DESCRIPTION OF THE TASK - Skip every line before the one containing "Give me the", then copy that line and the rest of the entries below exactly, through the last line.

DATASET EXTRACT -
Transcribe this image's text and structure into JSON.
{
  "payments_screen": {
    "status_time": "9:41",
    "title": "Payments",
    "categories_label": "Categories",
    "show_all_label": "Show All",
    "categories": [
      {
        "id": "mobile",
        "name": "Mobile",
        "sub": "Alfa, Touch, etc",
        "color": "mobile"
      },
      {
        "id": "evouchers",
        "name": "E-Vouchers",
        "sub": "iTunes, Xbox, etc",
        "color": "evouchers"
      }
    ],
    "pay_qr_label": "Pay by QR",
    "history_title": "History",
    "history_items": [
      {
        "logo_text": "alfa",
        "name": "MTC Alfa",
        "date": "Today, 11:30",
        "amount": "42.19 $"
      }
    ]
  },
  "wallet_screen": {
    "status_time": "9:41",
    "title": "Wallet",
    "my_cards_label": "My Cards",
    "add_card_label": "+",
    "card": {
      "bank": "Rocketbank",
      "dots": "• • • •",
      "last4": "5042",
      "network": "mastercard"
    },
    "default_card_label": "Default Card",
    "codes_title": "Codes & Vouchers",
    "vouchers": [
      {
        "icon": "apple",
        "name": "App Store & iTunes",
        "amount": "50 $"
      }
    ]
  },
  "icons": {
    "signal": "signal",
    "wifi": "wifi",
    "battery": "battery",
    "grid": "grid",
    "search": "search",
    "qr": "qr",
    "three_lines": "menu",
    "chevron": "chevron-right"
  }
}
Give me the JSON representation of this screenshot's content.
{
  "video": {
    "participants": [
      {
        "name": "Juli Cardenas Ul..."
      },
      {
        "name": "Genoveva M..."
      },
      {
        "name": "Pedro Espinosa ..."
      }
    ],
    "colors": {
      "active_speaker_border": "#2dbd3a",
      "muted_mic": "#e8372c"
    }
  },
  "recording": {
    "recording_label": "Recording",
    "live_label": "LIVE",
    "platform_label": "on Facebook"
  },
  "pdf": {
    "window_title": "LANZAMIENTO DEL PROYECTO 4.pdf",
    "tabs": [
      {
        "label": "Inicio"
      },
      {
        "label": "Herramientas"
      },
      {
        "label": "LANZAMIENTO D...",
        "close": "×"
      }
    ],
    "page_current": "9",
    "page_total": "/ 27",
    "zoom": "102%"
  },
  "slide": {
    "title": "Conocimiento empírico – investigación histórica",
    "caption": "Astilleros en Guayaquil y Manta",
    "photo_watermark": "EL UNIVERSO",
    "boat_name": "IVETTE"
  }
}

RESULT BELOW -
Give me the JSON representation of this screenshot's content.
{
  "video": {
    "participants": [
      {
        "name": "Juli Cardenas Ul..."
      },
      {
        "name": "Genoveva M..."
      },
      {
        "name": "Pedro Espinosa ..."
      }
    ],
    "colors": {
      "active_speaker_border": "#2dbd3a",
      "muted_mic": "#e8372c"
    }
  },
  "recording": {
    "recording_label": "Recording",
    "live_label": "LIVE",
    "platform_label": "on Facebook"
  },
  "pdf": {
    "window_title": "LANZAMIENTO DEL PROYECTO 4.pdf",
    "tabs": [
      {
        "label": "Inicio"
      },
      {
        "label": "Herramientas"
      },
      {
        "label": "LANZAMIENTO D...",
        "close": "×"
      }
    ],
    "page_current": "9",
    "page_total": "/ 27",
    "zoom": "102%"
  },
  "slide": {
    "title": "Conocimiento empírico – investigación histórica",
    "caption": "Astilleros en Guayaquil y Manta",
    "photo_watermark": "EL UNIVERSO",
    "boat_name": "IVETTE"
  }
}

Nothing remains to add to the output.